PROBLEM TO SOLVE » Copy the material that follows word for word and omit its pictures.

* START RECORDS PROVIDED *

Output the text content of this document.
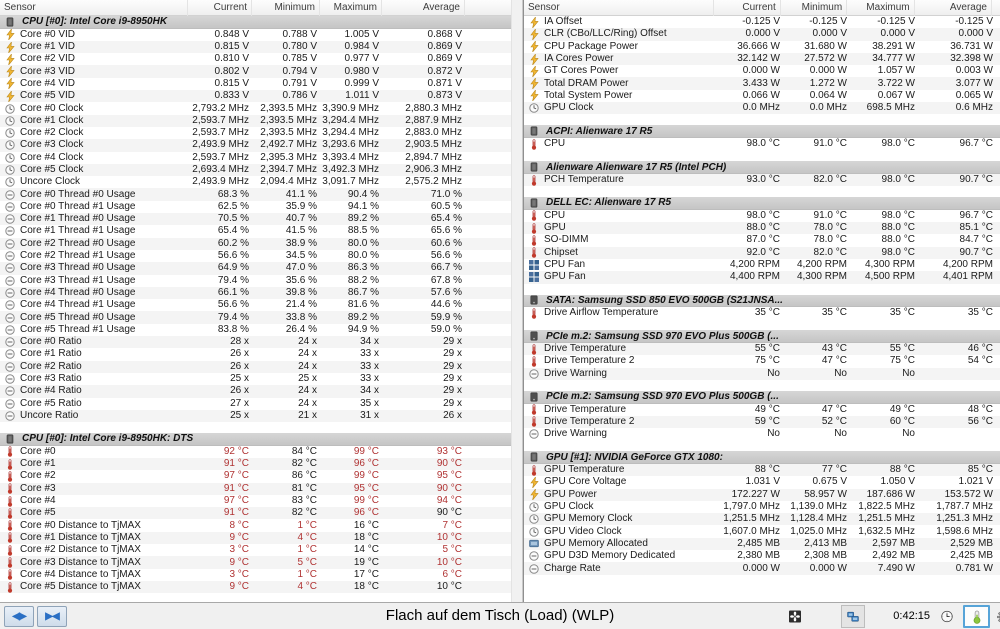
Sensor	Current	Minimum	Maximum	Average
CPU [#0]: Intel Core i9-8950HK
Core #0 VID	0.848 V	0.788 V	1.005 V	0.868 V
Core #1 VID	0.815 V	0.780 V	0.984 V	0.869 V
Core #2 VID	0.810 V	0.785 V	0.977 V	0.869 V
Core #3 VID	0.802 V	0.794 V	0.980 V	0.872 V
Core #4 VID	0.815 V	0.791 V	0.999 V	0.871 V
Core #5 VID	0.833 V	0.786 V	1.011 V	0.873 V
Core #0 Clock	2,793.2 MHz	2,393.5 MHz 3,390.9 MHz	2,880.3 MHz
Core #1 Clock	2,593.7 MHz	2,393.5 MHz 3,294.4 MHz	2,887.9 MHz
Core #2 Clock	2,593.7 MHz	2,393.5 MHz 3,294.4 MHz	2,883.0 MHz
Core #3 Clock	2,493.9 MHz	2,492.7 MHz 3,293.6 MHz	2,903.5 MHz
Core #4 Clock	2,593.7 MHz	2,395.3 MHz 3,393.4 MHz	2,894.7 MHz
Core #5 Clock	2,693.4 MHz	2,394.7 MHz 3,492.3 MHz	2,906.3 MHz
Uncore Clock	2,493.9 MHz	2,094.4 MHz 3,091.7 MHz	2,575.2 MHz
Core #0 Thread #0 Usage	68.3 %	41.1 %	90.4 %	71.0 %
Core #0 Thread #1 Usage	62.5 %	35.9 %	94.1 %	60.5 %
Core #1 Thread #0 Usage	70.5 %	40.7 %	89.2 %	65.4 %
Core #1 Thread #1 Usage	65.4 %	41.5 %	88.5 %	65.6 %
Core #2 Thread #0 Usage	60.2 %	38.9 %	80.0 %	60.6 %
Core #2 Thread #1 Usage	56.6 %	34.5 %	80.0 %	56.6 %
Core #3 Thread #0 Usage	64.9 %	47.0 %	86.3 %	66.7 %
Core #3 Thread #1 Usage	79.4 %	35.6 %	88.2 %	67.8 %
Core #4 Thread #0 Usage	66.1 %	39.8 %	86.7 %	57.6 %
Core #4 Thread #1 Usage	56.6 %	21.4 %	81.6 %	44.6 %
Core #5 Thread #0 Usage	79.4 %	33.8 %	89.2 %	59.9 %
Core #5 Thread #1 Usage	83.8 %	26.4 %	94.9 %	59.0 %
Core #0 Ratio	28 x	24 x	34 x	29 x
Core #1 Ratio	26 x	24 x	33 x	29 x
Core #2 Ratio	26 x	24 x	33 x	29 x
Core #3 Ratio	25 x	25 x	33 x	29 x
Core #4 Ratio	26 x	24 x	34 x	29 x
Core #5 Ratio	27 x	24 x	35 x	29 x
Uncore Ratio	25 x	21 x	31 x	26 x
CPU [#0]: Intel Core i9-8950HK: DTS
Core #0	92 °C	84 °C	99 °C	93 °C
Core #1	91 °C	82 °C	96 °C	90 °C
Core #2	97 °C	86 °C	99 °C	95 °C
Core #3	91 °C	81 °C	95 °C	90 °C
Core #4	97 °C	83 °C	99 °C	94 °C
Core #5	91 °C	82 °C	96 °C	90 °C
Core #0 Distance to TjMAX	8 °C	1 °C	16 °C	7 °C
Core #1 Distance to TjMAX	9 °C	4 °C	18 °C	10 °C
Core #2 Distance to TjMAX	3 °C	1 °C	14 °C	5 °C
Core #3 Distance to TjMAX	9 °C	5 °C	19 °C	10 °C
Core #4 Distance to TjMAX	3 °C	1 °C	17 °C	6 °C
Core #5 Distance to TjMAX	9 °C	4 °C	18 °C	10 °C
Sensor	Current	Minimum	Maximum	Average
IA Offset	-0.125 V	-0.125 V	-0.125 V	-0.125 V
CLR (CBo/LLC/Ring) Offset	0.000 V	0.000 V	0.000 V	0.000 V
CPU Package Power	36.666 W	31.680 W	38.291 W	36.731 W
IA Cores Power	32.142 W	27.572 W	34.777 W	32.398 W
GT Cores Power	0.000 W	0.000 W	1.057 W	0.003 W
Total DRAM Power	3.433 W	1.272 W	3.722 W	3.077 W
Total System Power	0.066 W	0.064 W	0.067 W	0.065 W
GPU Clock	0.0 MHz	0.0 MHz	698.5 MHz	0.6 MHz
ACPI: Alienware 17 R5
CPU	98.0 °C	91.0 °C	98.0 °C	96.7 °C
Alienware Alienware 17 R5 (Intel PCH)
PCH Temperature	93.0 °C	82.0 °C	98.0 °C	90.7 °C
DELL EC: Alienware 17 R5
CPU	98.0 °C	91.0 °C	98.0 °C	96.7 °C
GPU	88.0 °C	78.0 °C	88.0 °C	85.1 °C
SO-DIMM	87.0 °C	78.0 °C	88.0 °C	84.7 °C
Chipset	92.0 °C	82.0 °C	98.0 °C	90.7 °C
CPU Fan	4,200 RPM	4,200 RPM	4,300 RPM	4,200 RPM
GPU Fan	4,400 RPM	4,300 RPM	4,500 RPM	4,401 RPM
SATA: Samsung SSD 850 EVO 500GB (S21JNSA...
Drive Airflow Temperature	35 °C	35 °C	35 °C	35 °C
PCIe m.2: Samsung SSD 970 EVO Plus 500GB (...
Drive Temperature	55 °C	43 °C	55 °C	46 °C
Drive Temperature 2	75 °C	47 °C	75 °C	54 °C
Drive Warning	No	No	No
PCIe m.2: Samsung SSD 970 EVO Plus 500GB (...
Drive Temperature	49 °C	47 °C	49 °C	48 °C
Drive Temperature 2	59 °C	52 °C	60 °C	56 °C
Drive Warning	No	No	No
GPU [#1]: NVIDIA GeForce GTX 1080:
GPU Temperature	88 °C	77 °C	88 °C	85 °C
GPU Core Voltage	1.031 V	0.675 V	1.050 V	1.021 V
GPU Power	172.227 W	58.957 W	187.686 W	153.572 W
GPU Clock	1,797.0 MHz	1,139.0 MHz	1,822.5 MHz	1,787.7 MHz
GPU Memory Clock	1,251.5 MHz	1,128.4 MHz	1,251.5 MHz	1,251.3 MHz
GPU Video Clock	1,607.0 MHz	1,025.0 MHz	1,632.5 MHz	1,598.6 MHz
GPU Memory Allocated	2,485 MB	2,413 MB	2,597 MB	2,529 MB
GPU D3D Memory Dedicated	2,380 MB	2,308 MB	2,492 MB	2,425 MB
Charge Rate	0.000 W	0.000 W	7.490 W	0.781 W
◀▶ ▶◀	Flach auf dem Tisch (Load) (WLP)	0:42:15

* END RECORDS PROVIDED *

FULL RESPONSE »
Output the text content of this document.
Sensor	Current	Minimum	Maximum	Average
CPU [#0]: Intel Core i9-8950HK
Core #0 VID	0.848 V	0.788 V	1.005 V	0.868 V
Core #1 VID	0.815 V	0.780 V	0.984 V	0.869 V
Core #2 VID	0.810 V	0.785 V	0.977 V	0.869 V
Core #3 VID	0.802 V	0.794 V	0.980 V	0.872 V
Core #4 VID	0.815 V	0.791 V	0.999 V	0.871 V
Core #5 VID	0.833 V	0.786 V	1.011 V	0.873 V
Core #0 Clock	2,793.2 MHz	2,393.5 MHz 3,390.9 MHz	2,880.3 MHz
Core #1 Clock	2,593.7 MHz	2,393.5 MHz 3,294.4 MHz	2,887.9 MHz
Core #2 Clock	2,593.7 MHz	2,393.5 MHz 3,294.4 MHz	2,883.0 MHz
Core #3 Clock	2,493.9 MHz	2,492.7 MHz 3,293.6 MHz	2,903.5 MHz
Core #4 Clock	2,593.7 MHz	2,395.3 MHz 3,393.4 MHz	2,894.7 MHz
Core #5 Clock	2,693.4 MHz	2,394.7 MHz 3,492.3 MHz	2,906.3 MHz
Uncore Clock	2,493.9 MHz	2,094.4 MHz 3,091.7 MHz	2,575.2 MHz
Core #0 Thread #0 Usage	68.3 %	41.1 %	90.4 %	71.0 %
Core #0 Thread #1 Usage	62.5 %	35.9 %	94.1 %	60.5 %
Core #1 Thread #0 Usage	70.5 %	40.7 %	89.2 %	65.4 %
Core #1 Thread #1 Usage	65.4 %	41.5 %	88.5 %	65.6 %
Core #2 Thread #0 Usage	60.2 %	38.9 %	80.0 %	60.6 %
Core #2 Thread #1 Usage	56.6 %	34.5 %	80.0 %	56.6 %
Core #3 Thread #0 Usage	64.9 %	47.0 %	86.3 %	66.7 %
Core #3 Thread #1 Usage	79.4 %	35.6 %	88.2 %	67.8 %
Core #4 Thread #0 Usage	66.1 %	39.8 %	86.7 %	57.6 %
Core #4 Thread #1 Usage	56.6 %	21.4 %	81.6 %	44.6 %
Core #5 Thread #0 Usage	79.4 %	33.8 %	89.2 %	59.9 %
Core #5 Thread #1 Usage	83.8 %	26.4 %	94.9 %	59.0 %
Core #0 Ratio	28 x	24 x	34 x	29 x
Core #1 Ratio	26 x	24 x	33 x	29 x
Core #2 Ratio	26 x	24 x	33 x	29 x
Core #3 Ratio	25 x	25 x	33 x	29 x
Core #4 Ratio	26 x	24 x	34 x	29 x
Core #5 Ratio	27 x	24 x	35 x	29 x
Uncore Ratio	25 x	21 x	31 x	26 x
CPU [#0]: Intel Core i9-8950HK: DTS
Core #0	92 °C	84 °C	99 °C	93 °C
Core #1	91 °C	82 °C	96 °C	90 °C
Core #2	97 °C	86 °C	99 °C	95 °C
Core #3	91 °C	81 °C	95 °C	90 °C
Core #4	97 °C	83 °C	99 °C	94 °C
Core #5	91 °C	82 °C	96 °C	90 °C
Core #0 Distance to TjMAX	8 °C	1 °C	16 °C	7 °C
Core #1 Distance to TjMAX	9 °C	4 °C	18 °C	10 °C
Core #2 Distance to TjMAX	3 °C	1 °C	14 °C	5 °C
Core #3 Distance to TjMAX	9 °C	5 °C	19 °C	10 °C
Core #4 Distance to TjMAX	3 °C	1 °C	17 °C	6 °C
Core #5 Distance to TjMAX	9 °C	4 °C	18 °C	10 °C
Sensor	Current	Minimum	Maximum	Average
IA Offset	-0.125 V	-0.125 V	-0.125 V	-0.125 V
CLR (CBo/LLC/Ring) Offset	0.000 V	0.000 V	0.000 V	0.000 V
CPU Package Power	36.666 W	31.680 W	38.291 W	36.731 W
IA Cores Power	32.142 W	27.572 W	34.777 W	32.398 W
GT Cores Power	0.000 W	0.000 W	1.057 W	0.003 W
Total DRAM Power	3.433 W	1.272 W	3.722 W	3.077 W
Total System Power	0.066 W	0.064 W	0.067 W	0.065 W
GPU Clock	0.0 MHz	0.0 MHz	698.5 MHz	0.6 MHz
ACPI: Alienware 17 R5
CPU	98.0 °C	91.0 °C	98.0 °C	96.7 °C
Alienware Alienware 17 R5 (Intel PCH)
PCH Temperature	93.0 °C	82.0 °C	98.0 °C	90.7 °C
DELL EC: Alienware 17 R5
CPU	98.0 °C	91.0 °C	98.0 °C	96.7 °C
GPU	88.0 °C	78.0 °C	88.0 °C	85.1 °C
SO-DIMM	87.0 °C	78.0 °C	88.0 °C	84.7 °C
Chipset	92.0 °C	82.0 °C	98.0 °C	90.7 °C
CPU Fan	4,200 RPM	4,200 RPM	4,300 RPM	4,200 RPM
GPU Fan	4,400 RPM	4,300 RPM	4,500 RPM	4,401 RPM
SATA: Samsung SSD 850 EVO 500GB (S21JNSA...
Drive Airflow Temperature	35 °C	35 °C	35 °C	35 °C
PCIe m.2: Samsung SSD 970 EVO Plus 500GB (...
Drive Temperature	55 °C	43 °C	55 °C	46 °C
Drive Temperature 2	75 °C	47 °C	75 °C	54 °C
Drive Warning	No	No	No
PCIe m.2: Samsung SSD 970 EVO Plus 500GB (...
Drive Temperature	49 °C	47 °C	49 °C	48 °C
Drive Temperature 2	59 °C	52 °C	60 °C	56 °C
Drive Warning	No	No	No
GPU [#1]: NVIDIA GeForce GTX 1080:
GPU Temperature	88 °C	77 °C	88 °C	85 °C
GPU Core Voltage	1.031 V	0.675 V	1.050 V	1.021 V
GPU Power	172.227 W	58.957 W	187.686 W	153.572 W
GPU Clock	1,797.0 MHz	1,139.0 MHz	1,822.5 MHz	1,787.7 MHz
GPU Memory Clock	1,251.5 MHz	1,128.4 MHz	1,251.5 MHz	1,251.3 MHz
GPU Video Clock	1,607.0 MHz	1,025.0 MHz	1,632.5 MHz	1,598.6 MHz
GPU Memory Allocated	2,485 MB	2,413 MB	2,597 MB	2,529 MB
GPU D3D Memory Dedicated	2,380 MB	2,308 MB	2,492 MB	2,425 MB
Charge Rate	0.000 W	0.000 W	7.490 W	0.781 W
◀▶ ▶◀	Flach auf dem Tisch (Load) (WLP)	0:42:15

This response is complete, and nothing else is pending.